*Exercise description*. Pick out each line in these entries that contains the string "values".

*Dataset content*.
'''
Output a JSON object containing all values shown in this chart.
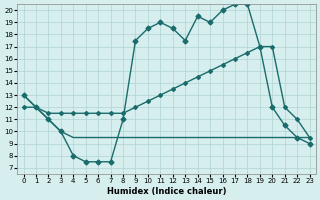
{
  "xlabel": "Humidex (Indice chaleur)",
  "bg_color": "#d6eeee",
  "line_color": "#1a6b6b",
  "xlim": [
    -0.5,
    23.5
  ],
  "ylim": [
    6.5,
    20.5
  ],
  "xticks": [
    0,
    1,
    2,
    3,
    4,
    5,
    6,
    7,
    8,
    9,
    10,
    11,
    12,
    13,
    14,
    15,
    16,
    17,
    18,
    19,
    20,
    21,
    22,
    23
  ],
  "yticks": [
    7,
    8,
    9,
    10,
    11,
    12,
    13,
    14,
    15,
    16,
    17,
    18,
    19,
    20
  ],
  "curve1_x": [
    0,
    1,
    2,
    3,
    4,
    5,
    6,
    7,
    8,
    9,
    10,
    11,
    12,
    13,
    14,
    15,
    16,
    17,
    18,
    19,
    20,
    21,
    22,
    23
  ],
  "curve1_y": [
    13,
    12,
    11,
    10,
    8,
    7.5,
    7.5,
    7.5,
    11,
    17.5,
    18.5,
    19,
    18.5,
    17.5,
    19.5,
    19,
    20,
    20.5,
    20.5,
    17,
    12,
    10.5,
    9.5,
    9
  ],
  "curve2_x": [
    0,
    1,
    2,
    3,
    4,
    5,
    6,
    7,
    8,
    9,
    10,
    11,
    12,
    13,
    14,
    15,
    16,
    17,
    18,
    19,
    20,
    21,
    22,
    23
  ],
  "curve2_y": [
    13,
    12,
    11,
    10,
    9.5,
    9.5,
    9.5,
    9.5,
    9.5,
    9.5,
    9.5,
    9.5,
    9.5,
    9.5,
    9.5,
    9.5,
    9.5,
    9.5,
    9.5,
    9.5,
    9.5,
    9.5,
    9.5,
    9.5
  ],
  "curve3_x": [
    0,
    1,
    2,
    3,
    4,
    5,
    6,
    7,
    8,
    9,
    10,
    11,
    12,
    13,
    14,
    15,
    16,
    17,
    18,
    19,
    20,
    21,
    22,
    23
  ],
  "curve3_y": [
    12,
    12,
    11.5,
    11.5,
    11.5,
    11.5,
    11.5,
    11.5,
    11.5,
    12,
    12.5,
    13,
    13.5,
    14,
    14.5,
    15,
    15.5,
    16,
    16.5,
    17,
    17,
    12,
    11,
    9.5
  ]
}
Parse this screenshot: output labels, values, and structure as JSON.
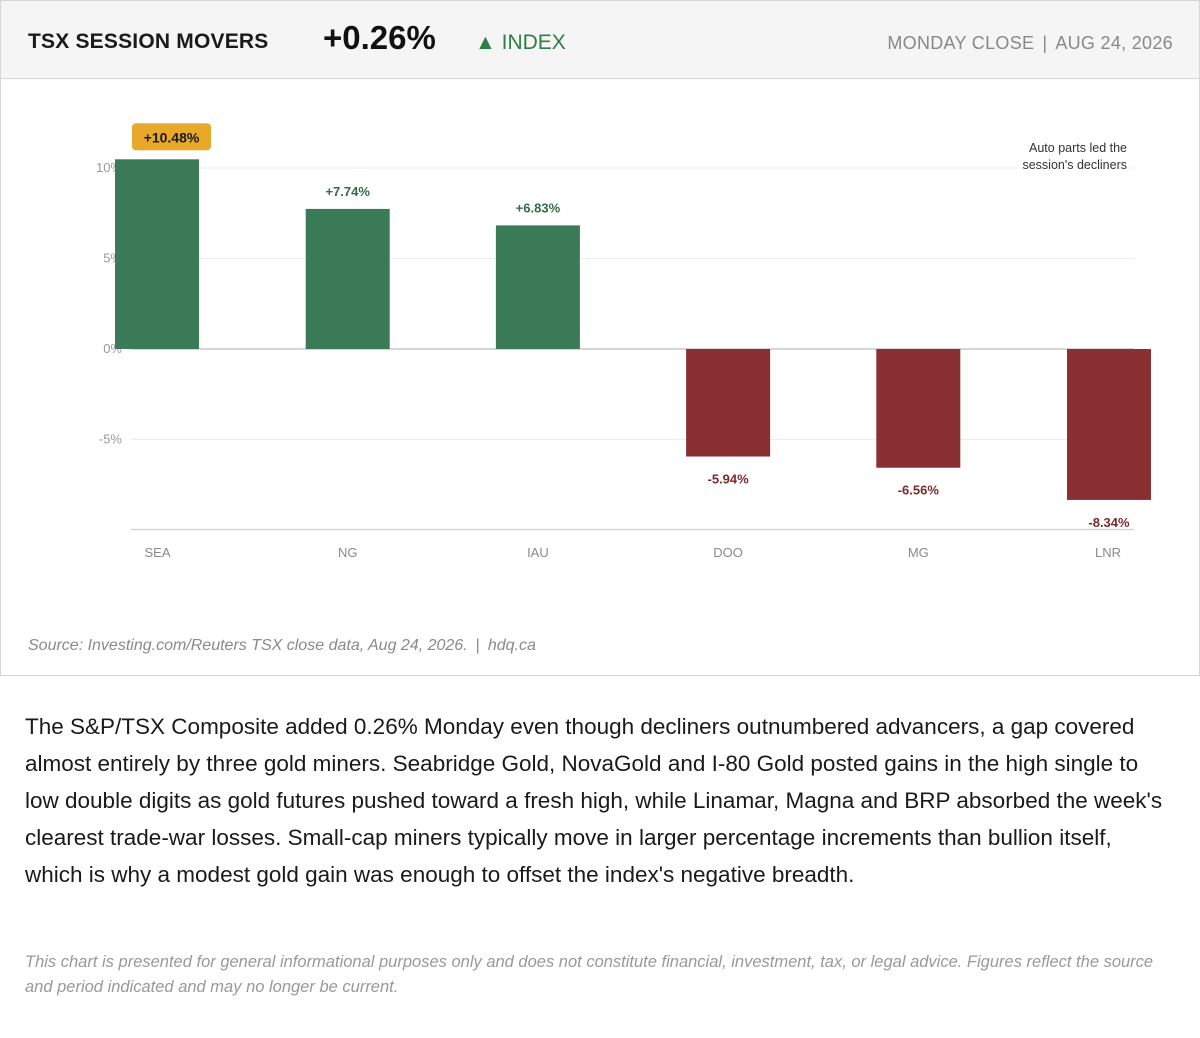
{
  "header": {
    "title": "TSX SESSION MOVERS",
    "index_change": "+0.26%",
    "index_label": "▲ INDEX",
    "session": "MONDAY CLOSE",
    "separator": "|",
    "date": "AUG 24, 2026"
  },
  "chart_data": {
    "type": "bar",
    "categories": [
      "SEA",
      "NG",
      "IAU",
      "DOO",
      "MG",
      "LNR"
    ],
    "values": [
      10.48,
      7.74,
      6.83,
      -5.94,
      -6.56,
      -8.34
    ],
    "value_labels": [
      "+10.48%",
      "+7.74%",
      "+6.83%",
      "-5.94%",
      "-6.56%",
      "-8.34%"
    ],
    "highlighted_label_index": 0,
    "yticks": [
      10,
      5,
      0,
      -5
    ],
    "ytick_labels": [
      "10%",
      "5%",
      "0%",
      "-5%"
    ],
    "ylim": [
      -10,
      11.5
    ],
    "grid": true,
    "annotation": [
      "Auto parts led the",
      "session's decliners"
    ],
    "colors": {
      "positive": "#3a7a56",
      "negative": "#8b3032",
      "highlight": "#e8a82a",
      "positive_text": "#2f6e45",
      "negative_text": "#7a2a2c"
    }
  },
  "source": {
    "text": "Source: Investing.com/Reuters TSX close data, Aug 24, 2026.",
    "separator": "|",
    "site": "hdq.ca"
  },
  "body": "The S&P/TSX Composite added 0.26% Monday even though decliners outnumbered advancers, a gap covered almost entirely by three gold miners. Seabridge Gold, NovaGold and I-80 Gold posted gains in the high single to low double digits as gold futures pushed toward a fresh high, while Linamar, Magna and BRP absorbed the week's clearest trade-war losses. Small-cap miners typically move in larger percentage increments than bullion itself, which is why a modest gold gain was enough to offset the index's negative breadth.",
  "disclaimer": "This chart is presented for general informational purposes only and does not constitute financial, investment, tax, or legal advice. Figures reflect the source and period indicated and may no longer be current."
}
'''
'''
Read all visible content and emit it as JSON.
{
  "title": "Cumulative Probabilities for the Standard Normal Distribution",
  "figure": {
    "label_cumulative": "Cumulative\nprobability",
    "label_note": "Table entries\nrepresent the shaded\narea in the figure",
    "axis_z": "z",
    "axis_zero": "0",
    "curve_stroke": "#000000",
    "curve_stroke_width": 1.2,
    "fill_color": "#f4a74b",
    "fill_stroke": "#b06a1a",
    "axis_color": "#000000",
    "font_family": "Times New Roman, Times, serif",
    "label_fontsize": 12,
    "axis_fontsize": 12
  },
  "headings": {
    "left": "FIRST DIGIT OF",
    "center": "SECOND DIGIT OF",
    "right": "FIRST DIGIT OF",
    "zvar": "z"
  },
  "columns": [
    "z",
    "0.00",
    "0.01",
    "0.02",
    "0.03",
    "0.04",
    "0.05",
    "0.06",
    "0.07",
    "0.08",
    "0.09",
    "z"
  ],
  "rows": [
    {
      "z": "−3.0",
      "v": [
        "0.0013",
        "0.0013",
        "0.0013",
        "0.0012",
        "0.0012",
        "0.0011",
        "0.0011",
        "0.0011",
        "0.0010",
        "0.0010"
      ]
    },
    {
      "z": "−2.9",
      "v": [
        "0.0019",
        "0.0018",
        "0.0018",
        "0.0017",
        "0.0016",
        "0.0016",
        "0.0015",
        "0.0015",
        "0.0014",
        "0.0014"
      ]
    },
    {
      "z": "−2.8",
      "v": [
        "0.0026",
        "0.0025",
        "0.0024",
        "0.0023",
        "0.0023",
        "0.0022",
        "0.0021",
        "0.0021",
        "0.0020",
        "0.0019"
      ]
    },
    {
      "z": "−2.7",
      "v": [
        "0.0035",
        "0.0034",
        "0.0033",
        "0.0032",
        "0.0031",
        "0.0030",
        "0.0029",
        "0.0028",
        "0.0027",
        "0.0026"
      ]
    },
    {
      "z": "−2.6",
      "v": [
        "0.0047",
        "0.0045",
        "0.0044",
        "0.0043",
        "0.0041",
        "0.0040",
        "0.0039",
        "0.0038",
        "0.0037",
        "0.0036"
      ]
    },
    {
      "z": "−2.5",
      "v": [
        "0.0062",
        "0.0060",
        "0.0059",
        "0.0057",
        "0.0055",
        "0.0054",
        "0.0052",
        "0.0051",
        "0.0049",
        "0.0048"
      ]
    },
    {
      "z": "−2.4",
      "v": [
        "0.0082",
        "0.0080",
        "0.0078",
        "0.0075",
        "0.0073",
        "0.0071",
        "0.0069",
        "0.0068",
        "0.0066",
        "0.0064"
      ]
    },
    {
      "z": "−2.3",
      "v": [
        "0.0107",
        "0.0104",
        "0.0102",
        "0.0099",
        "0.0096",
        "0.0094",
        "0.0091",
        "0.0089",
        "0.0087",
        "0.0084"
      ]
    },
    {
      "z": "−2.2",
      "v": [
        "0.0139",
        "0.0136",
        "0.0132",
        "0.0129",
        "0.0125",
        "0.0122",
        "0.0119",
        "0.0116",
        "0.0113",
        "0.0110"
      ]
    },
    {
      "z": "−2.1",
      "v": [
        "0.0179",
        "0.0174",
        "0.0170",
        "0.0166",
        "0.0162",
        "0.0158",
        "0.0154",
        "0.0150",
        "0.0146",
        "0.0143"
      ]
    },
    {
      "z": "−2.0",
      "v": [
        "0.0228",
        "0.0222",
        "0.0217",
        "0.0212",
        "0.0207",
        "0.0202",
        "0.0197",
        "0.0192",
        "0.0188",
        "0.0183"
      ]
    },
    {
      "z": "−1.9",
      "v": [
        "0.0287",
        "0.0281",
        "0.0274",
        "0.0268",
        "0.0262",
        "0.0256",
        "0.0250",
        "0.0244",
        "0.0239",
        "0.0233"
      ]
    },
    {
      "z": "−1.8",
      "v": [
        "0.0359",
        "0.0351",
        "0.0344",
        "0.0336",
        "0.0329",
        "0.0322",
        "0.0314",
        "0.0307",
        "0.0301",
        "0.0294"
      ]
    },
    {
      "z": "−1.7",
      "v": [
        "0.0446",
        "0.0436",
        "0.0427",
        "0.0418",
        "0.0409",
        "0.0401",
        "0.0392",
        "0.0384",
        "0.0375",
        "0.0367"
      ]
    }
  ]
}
'''
'''
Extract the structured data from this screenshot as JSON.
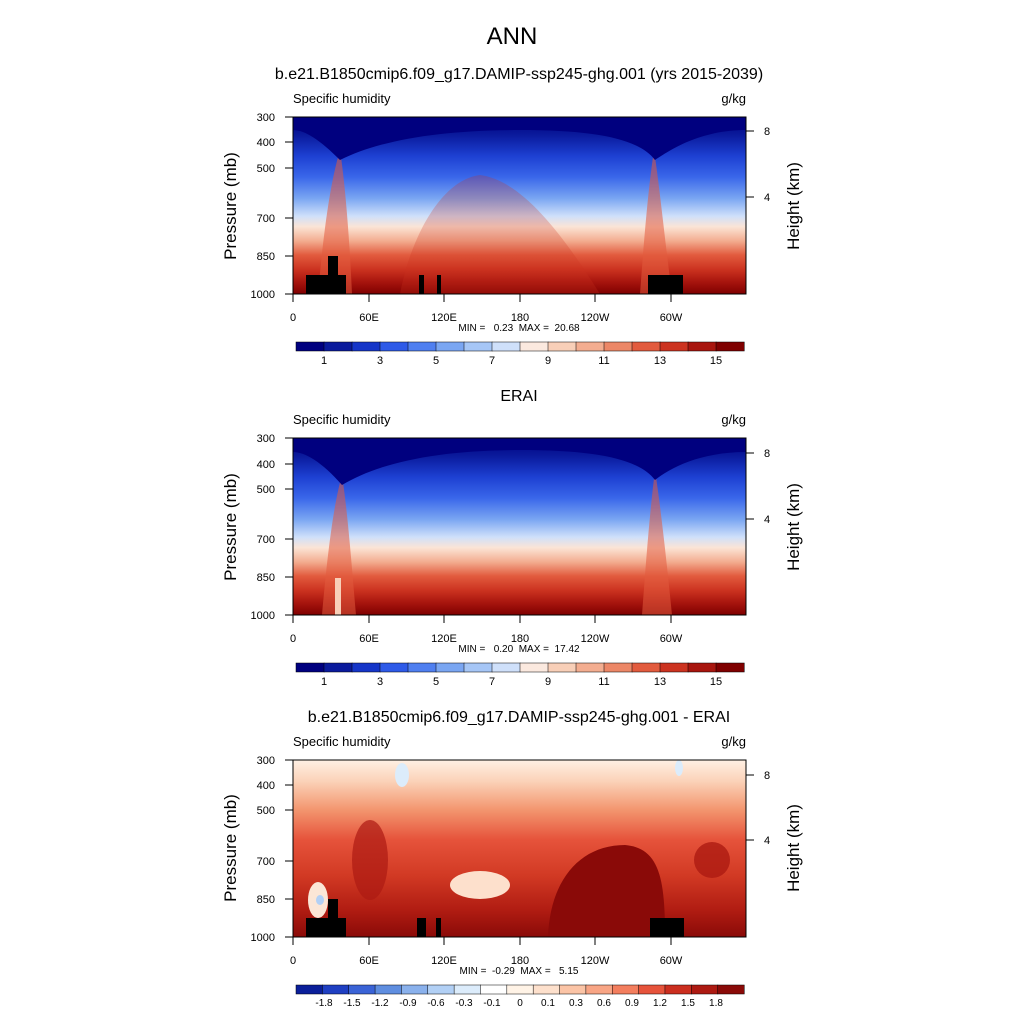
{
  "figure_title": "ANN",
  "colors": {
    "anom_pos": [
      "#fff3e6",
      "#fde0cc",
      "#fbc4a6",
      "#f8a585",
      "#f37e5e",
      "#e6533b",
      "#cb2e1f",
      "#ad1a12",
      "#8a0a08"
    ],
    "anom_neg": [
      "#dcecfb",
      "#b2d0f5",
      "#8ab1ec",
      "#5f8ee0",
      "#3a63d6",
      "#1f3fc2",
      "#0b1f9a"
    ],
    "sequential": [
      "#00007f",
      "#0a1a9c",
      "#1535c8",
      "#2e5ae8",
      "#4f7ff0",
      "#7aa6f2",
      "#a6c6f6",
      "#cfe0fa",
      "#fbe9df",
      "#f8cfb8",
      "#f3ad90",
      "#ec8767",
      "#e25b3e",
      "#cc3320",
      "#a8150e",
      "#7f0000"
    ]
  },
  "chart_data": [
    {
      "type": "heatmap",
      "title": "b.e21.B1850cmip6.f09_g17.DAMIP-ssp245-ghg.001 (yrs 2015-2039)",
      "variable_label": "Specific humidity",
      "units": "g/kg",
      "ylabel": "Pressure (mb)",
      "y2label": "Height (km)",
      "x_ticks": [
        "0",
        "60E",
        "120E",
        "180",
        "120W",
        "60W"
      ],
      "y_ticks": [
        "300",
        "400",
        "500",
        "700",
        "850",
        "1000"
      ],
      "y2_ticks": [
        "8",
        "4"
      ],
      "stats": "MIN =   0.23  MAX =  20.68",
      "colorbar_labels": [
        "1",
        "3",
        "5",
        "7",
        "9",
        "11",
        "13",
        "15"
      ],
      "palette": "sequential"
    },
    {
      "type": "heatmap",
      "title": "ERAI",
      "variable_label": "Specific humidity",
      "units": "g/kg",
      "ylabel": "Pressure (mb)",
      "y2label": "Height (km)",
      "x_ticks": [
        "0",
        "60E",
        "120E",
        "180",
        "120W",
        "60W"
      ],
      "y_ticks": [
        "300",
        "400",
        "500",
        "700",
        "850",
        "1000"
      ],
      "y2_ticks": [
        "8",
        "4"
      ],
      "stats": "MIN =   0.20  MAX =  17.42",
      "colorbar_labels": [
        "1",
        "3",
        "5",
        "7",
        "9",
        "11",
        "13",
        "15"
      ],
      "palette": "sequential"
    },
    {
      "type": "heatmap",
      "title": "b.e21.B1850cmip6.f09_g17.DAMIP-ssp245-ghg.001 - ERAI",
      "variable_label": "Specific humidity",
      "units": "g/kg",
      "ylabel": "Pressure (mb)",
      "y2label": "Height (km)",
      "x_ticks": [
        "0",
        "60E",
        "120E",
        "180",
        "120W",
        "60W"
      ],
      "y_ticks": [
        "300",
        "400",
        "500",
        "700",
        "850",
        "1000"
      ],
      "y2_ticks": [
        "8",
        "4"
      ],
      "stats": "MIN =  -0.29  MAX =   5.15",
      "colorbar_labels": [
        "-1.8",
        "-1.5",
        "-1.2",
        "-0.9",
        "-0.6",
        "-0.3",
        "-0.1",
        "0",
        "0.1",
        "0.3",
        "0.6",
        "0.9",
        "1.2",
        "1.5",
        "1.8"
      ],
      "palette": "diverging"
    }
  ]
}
'''
*Answer*.
Output a JSON object containing all values shown in this chart.
Parse this screenshot: output labels, values, and structure as JSON.
    "values": [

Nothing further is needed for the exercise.